**THE TASK**
Report how many lines contain "Minutes"; state the number and nothing else.

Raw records
>> START

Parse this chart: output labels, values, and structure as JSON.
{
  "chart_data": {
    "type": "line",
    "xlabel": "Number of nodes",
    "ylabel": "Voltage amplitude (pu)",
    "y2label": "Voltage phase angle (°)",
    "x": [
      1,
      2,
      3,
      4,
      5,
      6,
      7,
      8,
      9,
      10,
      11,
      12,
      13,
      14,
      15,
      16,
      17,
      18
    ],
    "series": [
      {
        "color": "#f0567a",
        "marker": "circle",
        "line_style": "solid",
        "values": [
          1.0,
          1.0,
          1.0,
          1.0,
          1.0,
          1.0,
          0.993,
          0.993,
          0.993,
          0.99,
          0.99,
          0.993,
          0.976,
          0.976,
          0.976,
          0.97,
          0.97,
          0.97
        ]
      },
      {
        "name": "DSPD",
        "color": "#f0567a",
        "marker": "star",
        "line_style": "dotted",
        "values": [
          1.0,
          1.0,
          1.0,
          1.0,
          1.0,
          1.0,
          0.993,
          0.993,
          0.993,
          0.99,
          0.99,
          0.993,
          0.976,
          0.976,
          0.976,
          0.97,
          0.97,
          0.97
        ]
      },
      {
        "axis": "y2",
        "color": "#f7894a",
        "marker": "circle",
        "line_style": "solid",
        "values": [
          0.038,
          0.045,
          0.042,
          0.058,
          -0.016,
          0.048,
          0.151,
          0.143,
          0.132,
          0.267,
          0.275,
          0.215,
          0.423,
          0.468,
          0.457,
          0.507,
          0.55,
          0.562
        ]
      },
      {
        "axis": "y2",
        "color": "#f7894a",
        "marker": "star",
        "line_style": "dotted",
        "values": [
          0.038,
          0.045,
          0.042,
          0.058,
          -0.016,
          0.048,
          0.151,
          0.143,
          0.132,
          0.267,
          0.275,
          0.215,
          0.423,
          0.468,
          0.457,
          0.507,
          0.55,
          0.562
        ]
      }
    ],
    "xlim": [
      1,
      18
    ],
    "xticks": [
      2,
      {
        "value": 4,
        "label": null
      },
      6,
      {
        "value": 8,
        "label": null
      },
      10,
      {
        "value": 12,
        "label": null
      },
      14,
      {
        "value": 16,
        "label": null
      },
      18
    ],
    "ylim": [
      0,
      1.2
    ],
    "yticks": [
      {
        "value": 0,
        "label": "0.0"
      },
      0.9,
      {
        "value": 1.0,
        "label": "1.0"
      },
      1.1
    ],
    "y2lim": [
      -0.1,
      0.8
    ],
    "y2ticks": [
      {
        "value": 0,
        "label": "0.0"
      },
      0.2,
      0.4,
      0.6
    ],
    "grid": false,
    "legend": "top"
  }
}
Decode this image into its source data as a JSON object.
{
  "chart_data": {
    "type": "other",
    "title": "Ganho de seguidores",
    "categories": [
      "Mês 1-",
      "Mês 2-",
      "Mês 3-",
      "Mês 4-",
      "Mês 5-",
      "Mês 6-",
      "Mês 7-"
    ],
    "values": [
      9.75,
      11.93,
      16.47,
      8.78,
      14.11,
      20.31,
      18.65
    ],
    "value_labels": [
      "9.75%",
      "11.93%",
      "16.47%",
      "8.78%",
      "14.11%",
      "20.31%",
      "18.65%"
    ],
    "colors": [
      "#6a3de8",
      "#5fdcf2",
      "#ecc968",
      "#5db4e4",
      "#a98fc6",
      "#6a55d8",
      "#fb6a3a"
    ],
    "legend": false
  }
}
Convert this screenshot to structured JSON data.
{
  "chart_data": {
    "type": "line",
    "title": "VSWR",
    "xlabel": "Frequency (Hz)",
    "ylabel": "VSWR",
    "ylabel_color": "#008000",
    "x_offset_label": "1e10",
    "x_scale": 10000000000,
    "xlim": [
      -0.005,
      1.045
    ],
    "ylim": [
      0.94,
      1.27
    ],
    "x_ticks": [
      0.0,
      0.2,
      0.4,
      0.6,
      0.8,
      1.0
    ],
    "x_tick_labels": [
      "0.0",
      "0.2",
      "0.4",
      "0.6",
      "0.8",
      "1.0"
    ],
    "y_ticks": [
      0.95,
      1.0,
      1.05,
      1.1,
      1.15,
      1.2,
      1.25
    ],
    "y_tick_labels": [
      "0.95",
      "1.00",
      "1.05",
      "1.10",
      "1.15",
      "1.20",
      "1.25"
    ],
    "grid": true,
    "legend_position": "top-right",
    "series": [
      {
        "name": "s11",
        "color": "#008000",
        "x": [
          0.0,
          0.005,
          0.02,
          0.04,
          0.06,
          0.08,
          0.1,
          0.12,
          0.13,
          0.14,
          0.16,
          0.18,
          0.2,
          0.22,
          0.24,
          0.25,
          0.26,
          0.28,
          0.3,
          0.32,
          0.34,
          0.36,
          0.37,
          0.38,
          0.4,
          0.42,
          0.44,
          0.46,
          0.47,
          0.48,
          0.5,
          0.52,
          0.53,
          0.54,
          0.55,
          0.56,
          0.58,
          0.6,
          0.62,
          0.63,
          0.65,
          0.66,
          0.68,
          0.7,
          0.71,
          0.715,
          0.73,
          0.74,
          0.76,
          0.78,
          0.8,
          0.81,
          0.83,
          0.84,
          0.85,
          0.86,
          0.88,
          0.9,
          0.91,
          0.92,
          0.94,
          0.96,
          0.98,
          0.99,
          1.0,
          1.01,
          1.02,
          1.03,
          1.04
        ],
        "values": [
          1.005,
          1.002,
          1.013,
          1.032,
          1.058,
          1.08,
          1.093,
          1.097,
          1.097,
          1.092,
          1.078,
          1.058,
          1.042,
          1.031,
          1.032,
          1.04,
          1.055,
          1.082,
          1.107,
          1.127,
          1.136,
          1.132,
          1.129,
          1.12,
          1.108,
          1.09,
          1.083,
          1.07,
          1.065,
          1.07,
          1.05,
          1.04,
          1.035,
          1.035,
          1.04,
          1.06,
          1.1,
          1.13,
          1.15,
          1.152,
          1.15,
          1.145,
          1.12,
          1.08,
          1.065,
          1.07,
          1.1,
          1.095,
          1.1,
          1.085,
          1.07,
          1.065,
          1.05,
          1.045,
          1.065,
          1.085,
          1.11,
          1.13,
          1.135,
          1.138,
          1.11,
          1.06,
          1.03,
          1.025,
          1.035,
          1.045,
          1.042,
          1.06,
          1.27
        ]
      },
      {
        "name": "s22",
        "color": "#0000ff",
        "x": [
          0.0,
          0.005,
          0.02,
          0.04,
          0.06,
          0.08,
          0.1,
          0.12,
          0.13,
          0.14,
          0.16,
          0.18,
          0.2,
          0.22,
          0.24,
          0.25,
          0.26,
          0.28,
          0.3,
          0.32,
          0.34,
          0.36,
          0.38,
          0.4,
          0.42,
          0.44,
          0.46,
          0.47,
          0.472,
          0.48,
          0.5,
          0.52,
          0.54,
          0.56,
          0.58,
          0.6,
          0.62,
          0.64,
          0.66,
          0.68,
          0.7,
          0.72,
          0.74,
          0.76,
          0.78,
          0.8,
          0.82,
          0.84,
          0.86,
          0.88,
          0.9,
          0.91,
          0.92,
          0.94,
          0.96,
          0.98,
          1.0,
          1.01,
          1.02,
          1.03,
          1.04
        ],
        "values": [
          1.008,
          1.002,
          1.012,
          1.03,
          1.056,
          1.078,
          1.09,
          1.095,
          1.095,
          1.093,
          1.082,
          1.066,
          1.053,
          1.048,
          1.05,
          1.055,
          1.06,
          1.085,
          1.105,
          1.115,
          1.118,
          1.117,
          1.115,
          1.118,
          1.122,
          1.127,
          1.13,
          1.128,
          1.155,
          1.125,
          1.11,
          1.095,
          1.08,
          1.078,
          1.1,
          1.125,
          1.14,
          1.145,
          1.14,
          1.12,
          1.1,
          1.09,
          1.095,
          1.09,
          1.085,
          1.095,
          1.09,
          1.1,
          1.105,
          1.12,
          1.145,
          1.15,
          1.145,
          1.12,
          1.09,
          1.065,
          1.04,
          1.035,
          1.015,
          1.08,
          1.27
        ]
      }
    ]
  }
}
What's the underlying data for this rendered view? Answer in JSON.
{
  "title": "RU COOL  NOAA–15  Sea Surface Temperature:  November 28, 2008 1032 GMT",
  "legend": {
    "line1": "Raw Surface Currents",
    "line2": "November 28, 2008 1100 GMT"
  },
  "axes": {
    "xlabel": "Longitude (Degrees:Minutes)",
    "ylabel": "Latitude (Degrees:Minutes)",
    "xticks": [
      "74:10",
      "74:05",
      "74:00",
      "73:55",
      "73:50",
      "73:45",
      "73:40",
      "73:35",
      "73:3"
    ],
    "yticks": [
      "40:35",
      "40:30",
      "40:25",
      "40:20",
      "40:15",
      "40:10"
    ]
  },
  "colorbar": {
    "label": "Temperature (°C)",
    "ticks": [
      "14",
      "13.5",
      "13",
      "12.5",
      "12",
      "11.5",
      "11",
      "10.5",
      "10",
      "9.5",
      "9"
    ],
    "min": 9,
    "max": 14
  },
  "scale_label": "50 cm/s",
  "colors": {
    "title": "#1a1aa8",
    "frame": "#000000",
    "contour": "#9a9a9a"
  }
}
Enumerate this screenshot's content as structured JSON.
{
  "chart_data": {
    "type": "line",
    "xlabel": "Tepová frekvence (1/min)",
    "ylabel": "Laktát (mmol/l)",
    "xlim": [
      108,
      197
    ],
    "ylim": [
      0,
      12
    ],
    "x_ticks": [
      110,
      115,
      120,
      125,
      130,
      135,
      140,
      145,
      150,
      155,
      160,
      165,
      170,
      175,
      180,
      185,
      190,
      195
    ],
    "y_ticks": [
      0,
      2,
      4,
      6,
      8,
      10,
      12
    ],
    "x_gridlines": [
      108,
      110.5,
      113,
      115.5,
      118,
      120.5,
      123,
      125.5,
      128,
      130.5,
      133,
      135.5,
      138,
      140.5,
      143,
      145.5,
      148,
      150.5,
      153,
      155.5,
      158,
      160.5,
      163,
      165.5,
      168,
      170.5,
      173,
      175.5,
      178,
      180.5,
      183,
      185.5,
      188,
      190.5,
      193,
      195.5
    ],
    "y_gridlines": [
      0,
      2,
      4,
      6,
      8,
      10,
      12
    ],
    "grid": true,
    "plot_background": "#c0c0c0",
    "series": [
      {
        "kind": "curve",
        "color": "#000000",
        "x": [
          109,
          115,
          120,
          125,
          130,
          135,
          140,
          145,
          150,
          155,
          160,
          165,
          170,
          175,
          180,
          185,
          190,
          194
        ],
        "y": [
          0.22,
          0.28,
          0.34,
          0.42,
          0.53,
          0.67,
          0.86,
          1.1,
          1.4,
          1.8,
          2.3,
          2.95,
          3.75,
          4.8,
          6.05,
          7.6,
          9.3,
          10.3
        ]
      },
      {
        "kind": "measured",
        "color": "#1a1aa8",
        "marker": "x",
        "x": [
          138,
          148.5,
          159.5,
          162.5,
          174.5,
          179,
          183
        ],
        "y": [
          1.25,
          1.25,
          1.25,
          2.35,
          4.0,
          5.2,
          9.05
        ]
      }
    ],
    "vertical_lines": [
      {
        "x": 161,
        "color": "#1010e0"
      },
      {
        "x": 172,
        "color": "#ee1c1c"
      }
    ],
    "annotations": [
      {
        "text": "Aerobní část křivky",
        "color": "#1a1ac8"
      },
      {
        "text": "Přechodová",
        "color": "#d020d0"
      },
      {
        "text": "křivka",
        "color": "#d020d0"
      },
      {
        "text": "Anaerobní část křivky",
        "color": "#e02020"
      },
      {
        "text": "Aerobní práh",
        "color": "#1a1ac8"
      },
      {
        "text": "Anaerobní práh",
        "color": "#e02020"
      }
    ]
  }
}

>> END

**TASK ANSWER**
2